▶ [Data for this exercise]:

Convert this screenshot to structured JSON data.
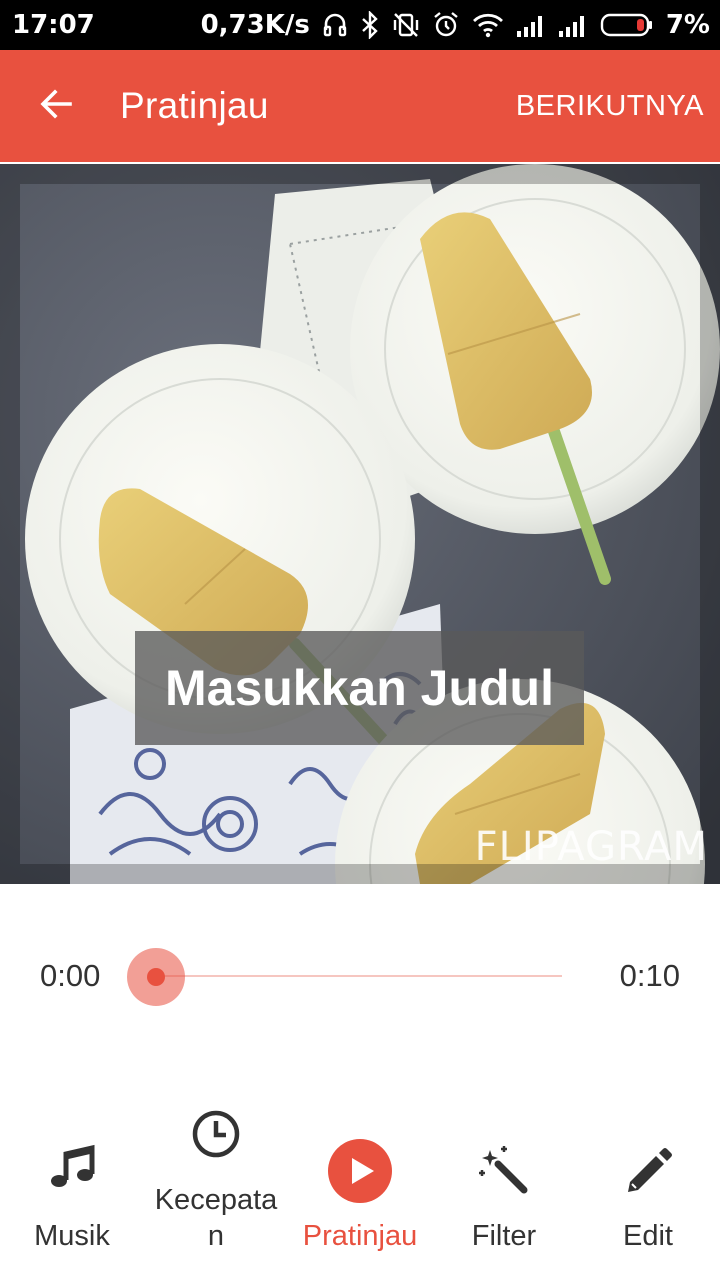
{
  "status_bar": {
    "time": "17:07",
    "network_speed": "0,73K/s",
    "battery_percent": "7%",
    "icons": [
      "headset-icon",
      "bluetooth-icon",
      "vibrate-off-icon",
      "alarm-icon",
      "wifi-icon",
      "signal-icon",
      "signal-icon",
      "battery-icon"
    ]
  },
  "toolbar": {
    "title": "Pratinjau",
    "next_label": "BERIKUTNYA",
    "back_icon": "arrow-back-icon",
    "color": "#e8513f"
  },
  "preview": {
    "title_placeholder": "Masukkan Judul",
    "watermark": "FLIPAGRAM"
  },
  "playback": {
    "current_time": "0:00",
    "duration": "0:10",
    "progress": 0
  },
  "bottom_nav": {
    "items": [
      {
        "label": "Musik",
        "icon": "music-note-icon",
        "active": false
      },
      {
        "label": "Kecepata\nn",
        "icon": "clock-icon",
        "active": false
      },
      {
        "label": "Pratinjau",
        "icon": "play-circle-icon",
        "active": true
      },
      {
        "label": "Filter",
        "icon": "magic-wand-icon",
        "active": false
      },
      {
        "label": "Edit",
        "icon": "pencil-icon",
        "active": false
      }
    ],
    "active_color": "#e8513f"
  }
}
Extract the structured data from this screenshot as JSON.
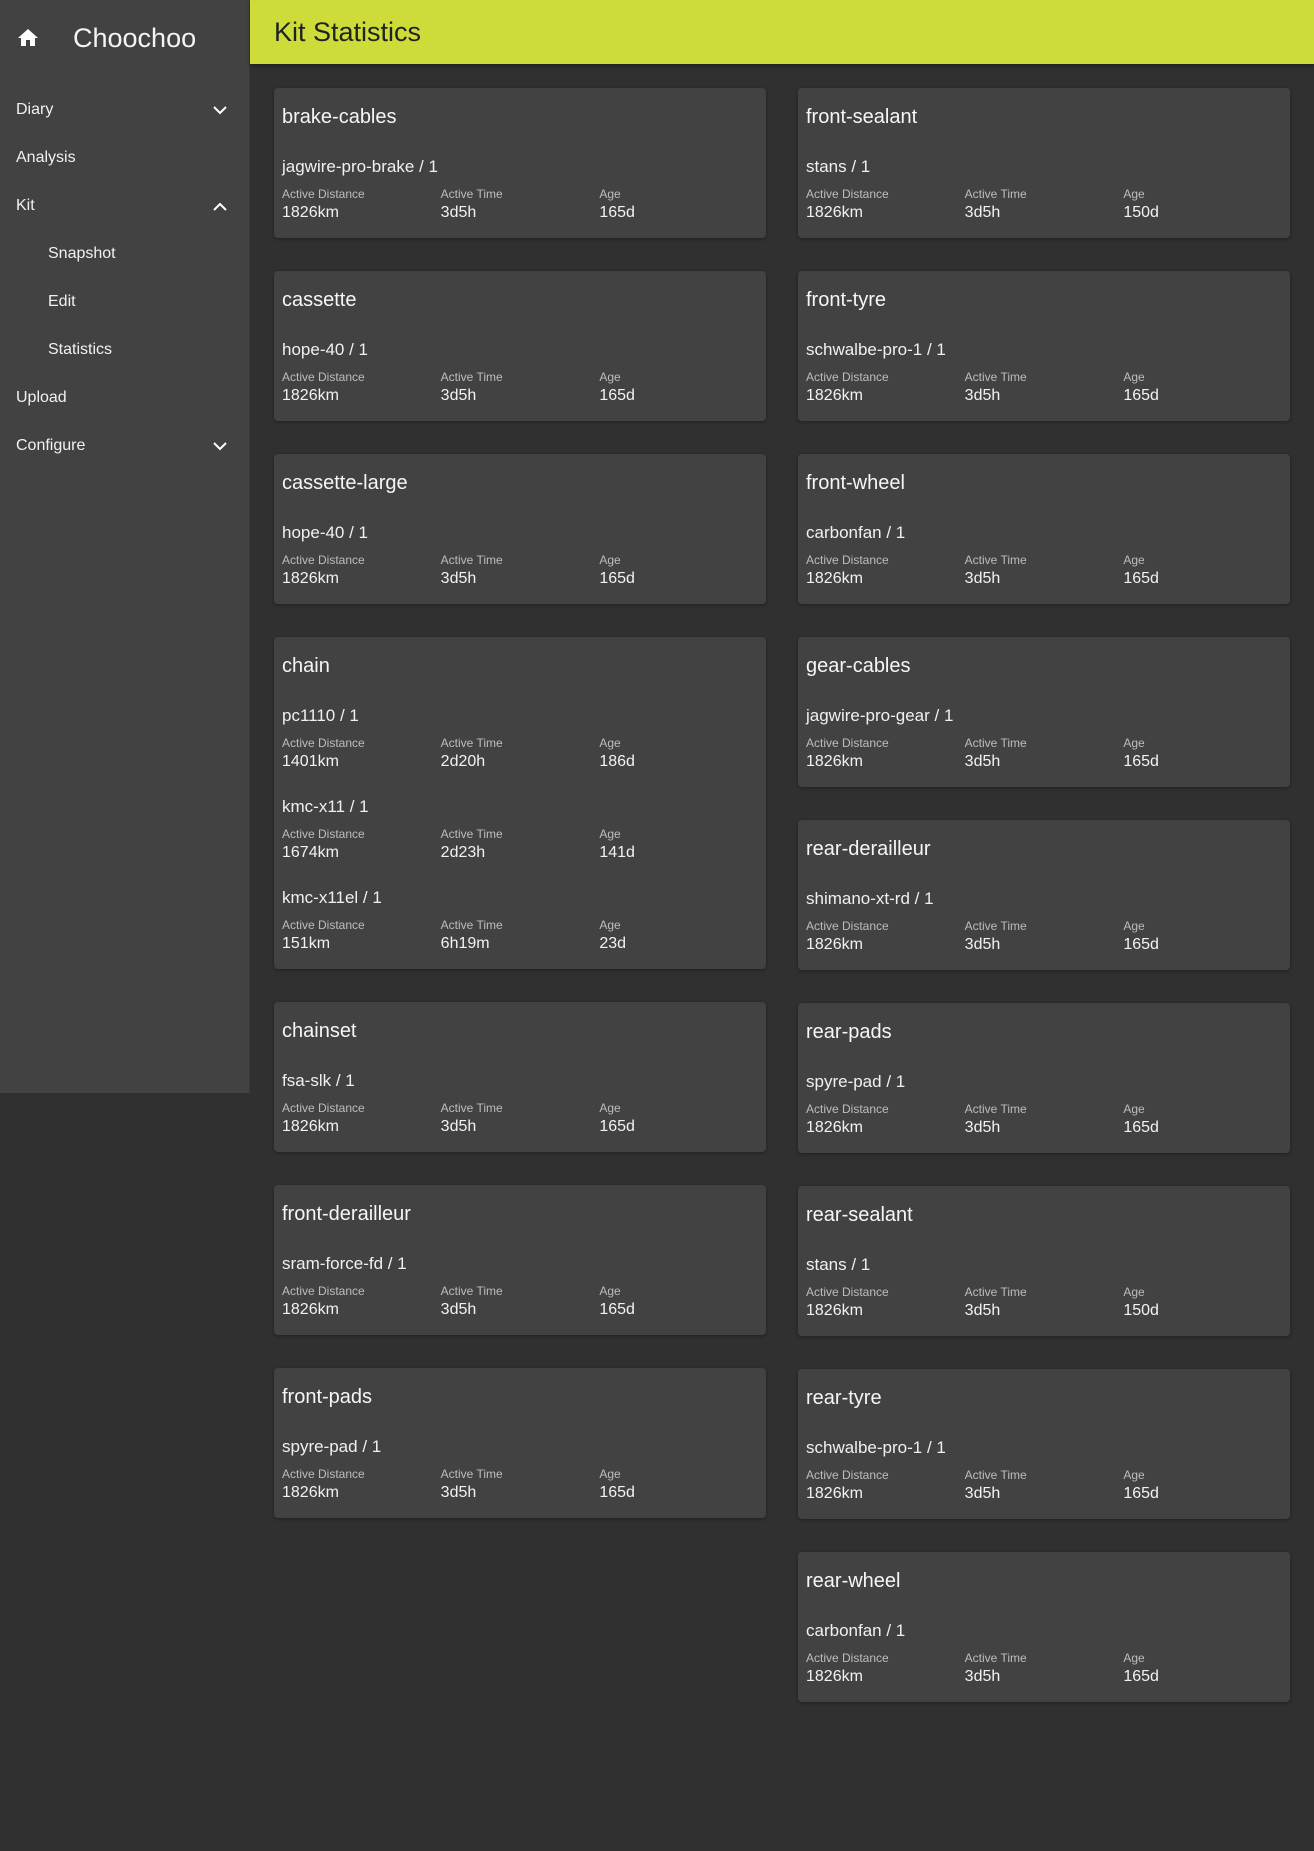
{
  "app": {
    "title": "Choochoo",
    "home_icon": "home-icon"
  },
  "sidebar": {
    "items": [
      {
        "label": "Diary",
        "chevron": "down"
      },
      {
        "label": "Analysis"
      },
      {
        "label": "Kit",
        "chevron": "up"
      },
      {
        "label": "Snapshot",
        "sub": true
      },
      {
        "label": "Edit",
        "sub": true
      },
      {
        "label": "Statistics",
        "sub": true
      },
      {
        "label": "Upload"
      },
      {
        "label": "Configure",
        "chevron": "down"
      }
    ]
  },
  "header": {
    "title": "Kit Statistics",
    "accent": "#cddc39"
  },
  "labels": {
    "distance": "Active Distance",
    "time": "Active Time",
    "age": "Age"
  },
  "left_cards": [
    {
      "title": "brake-cables",
      "items": [
        {
          "name": "jagwire-pro-brake / 1",
          "distance": "1826km",
          "time": "3d5h",
          "age": "165d"
        }
      ]
    },
    {
      "title": "cassette",
      "items": [
        {
          "name": "hope-40 / 1",
          "distance": "1826km",
          "time": "3d5h",
          "age": "165d"
        }
      ]
    },
    {
      "title": "cassette-large",
      "items": [
        {
          "name": "hope-40 / 1",
          "distance": "1826km",
          "time": "3d5h",
          "age": "165d"
        }
      ]
    },
    {
      "title": "chain",
      "items": [
        {
          "name": "pc1110 / 1",
          "distance": "1401km",
          "time": "2d20h",
          "age": "186d"
        },
        {
          "name": "kmc-x11 / 1",
          "distance": "1674km",
          "time": "2d23h",
          "age": "141d"
        },
        {
          "name": "kmc-x11el / 1",
          "distance": "151km",
          "time": "6h19m",
          "age": "23d"
        }
      ]
    },
    {
      "title": "chainset",
      "items": [
        {
          "name": "fsa-slk / 1",
          "distance": "1826km",
          "time": "3d5h",
          "age": "165d"
        }
      ]
    },
    {
      "title": "front-derailleur",
      "items": [
        {
          "name": "sram-force-fd / 1",
          "distance": "1826km",
          "time": "3d5h",
          "age": "165d"
        }
      ]
    },
    {
      "title": "front-pads",
      "items": [
        {
          "name": "spyre-pad / 1",
          "distance": "1826km",
          "time": "3d5h",
          "age": "165d"
        }
      ]
    }
  ],
  "right_cards": [
    {
      "title": "front-sealant",
      "items": [
        {
          "name": "stans / 1",
          "distance": "1826km",
          "time": "3d5h",
          "age": "150d"
        }
      ]
    },
    {
      "title": "front-tyre",
      "items": [
        {
          "name": "schwalbe-pro-1 / 1",
          "distance": "1826km",
          "time": "3d5h",
          "age": "165d"
        }
      ]
    },
    {
      "title": "front-wheel",
      "items": [
        {
          "name": "carbonfan / 1",
          "distance": "1826km",
          "time": "3d5h",
          "age": "165d"
        }
      ]
    },
    {
      "title": "gear-cables",
      "items": [
        {
          "name": "jagwire-pro-gear / 1",
          "distance": "1826km",
          "time": "3d5h",
          "age": "165d"
        }
      ]
    },
    {
      "title": "rear-derailleur",
      "items": [
        {
          "name": "shimano-xt-rd / 1",
          "distance": "1826km",
          "time": "3d5h",
          "age": "165d"
        }
      ]
    },
    {
      "title": "rear-pads",
      "items": [
        {
          "name": "spyre-pad / 1",
          "distance": "1826km",
          "time": "3d5h",
          "age": "165d"
        }
      ]
    },
    {
      "title": "rear-sealant",
      "items": [
        {
          "name": "stans / 1",
          "distance": "1826km",
          "time": "3d5h",
          "age": "150d"
        }
      ]
    },
    {
      "title": "rear-tyre",
      "items": [
        {
          "name": "schwalbe-pro-1 / 1",
          "distance": "1826km",
          "time": "3d5h",
          "age": "165d"
        }
      ]
    },
    {
      "title": "rear-wheel",
      "items": [
        {
          "name": "carbonfan / 1",
          "distance": "1826km",
          "time": "3d5h",
          "age": "165d"
        }
      ]
    }
  ]
}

▶ [Exercise task]: Go through the material above and print all of it exactly, except the pictures.

▶ [Problem solution]:
Convert this screenshot to structured JSON data.
{
  "status_bar": {
    "time": "17:07",
    "network_speed": "0,73K/s",
    "battery_percent": "7%",
    "icons": [
      "headset-icon",
      "bluetooth-icon",
      "vibrate-off-icon",
      "alarm-icon",
      "wifi-icon",
      "signal-icon",
      "signal-icon",
      "battery-icon"
    ]
  },
  "toolbar": {
    "title": "Pratinjau",
    "next_label": "BERIKUTNYA",
    "back_icon": "arrow-back-icon",
    "color": "#e8513f"
  },
  "preview": {
    "title_placeholder": "Masukkan Judul",
    "watermark": "FLIPAGRAM"
  },
  "playback": {
    "current_time": "0:00",
    "duration": "0:10",
    "progress": 0
  },
  "bottom_nav": {
    "items": [
      {
        "label": "Musik",
        "icon": "music-note-icon",
        "active": false
      },
      {
        "label": "Kecepata\nn",
        "icon": "clock-icon",
        "active": false
      },
      {
        "label": "Pratinjau",
        "icon": "play-circle-icon",
        "active": true
      },
      {
        "label": "Filter",
        "icon": "magic-wand-icon",
        "active": false
      },
      {
        "label": "Edit",
        "icon": "pencil-icon",
        "active": false
      }
    ],
    "active_color": "#e8513f"
  }
}
Extract the structured data from this screenshot as JSON.
{
  "app": {
    "title": "Choochoo",
    "home_icon": "home-icon"
  },
  "sidebar": {
    "items": [
      {
        "label": "Diary",
        "chevron": "down"
      },
      {
        "label": "Analysis"
      },
      {
        "label": "Kit",
        "chevron": "up"
      },
      {
        "label": "Snapshot",
        "sub": true
      },
      {
        "label": "Edit",
        "sub": true
      },
      {
        "label": "Statistics",
        "sub": true
      },
      {
        "label": "Upload"
      },
      {
        "label": "Configure",
        "chevron": "down"
      }
    ]
  },
  "header": {
    "title": "Kit Statistics",
    "accent": "#cddc39"
  },
  "labels": {
    "distance": "Active Distance",
    "time": "Active Time",
    "age": "Age"
  },
  "left_cards": [
    {
      "title": "brake-cables",
      "items": [
        {
          "name": "jagwire-pro-brake / 1",
          "distance": "1826km",
          "time": "3d5h",
          "age": "165d"
        }
      ]
    },
    {
      "title": "cassette",
      "items": [
        {
          "name": "hope-40 / 1",
          "distance": "1826km",
          "time": "3d5h",
          "age": "165d"
        }
      ]
    },
    {
      "title": "cassette-large",
      "items": [
        {
          "name": "hope-40 / 1",
          "distance": "1826km",
          "time": "3d5h",
          "age": "165d"
        }
      ]
    },
    {
      "title": "chain",
      "items": [
        {
          "name": "pc1110 / 1",
          "distance": "1401km",
          "time": "2d20h",
          "age": "186d"
        },
        {
          "name": "kmc-x11 / 1",
          "distance": "1674km",
          "time": "2d23h",
          "age": "141d"
        },
        {
          "name": "kmc-x11el / 1",
          "distance": "151km",
          "time": "6h19m",
          "age": "23d"
        }
      ]
    },
    {
      "title": "chainset",
      "items": [
        {
          "name": "fsa-slk / 1",
          "distance": "1826km",
          "time": "3d5h",
          "age": "165d"
        }
      ]
    },
    {
      "title": "front-derailleur",
      "items": [
        {
          "name": "sram-force-fd / 1",
          "distance": "1826km",
          "time": "3d5h",
          "age": "165d"
        }
      ]
    },
    {
      "title": "front-pads",
      "items": [
        {
          "name": "spyre-pad / 1",
          "distance": "1826km",
          "time": "3d5h",
          "age": "165d"
        }
      ]
    }
  ],
  "right_cards": [
    {
      "title": "front-sealant",
      "items": [
        {
          "name": "stans / 1",
          "distance": "1826km",
          "time": "3d5h",
          "age": "150d"
        }
      ]
    },
    {
      "title": "front-tyre",
      "items": [
        {
          "name": "schwalbe-pro-1 / 1",
          "distance": "1826km",
          "time": "3d5h",
          "age": "165d"
        }
      ]
    },
    {
      "title": "front-wheel",
      "items": [
        {
          "name": "carbonfan / 1",
          "distance": "1826km",
          "time": "3d5h",
          "age": "165d"
        }
      ]
    },
    {
      "title": "gear-cables",
      "items": [
        {
          "name": "jagwire-pro-gear / 1",
          "distance": "1826km",
          "time": "3d5h",
          "age": "165d"
        }
      ]
    },
    {
      "title": "rear-derailleur",
      "items": [
        {
          "name": "shimano-xt-rd / 1",
          "distance": "1826km",
          "time": "3d5h",
          "age": "165d"
        }
      ]
    },
    {
      "title": "rear-pads",
      "items": [
        {
          "name": "spyre-pad / 1",
          "distance": "1826km",
          "time": "3d5h",
          "age": "165d"
        }
      ]
    },
    {
      "title": "rear-sealant",
      "items": [
        {
          "name": "stans / 1",
          "distance": "1826km",
          "time": "3d5h",
          "age": "150d"
        }
      ]
    },
    {
      "title": "rear-tyre",
      "items": [
        {
          "name": "schwalbe-pro-1 / 1",
          "distance": "1826km",
          "time": "3d5h",
          "age": "165d"
        }
      ]
    },
    {
      "title": "rear-wheel",
      "items": [
        {
          "name": "carbonfan / 1",
          "distance": "1826km",
          "time": "3d5h",
          "age": "165d"
        }
      ]
    }
  ]
}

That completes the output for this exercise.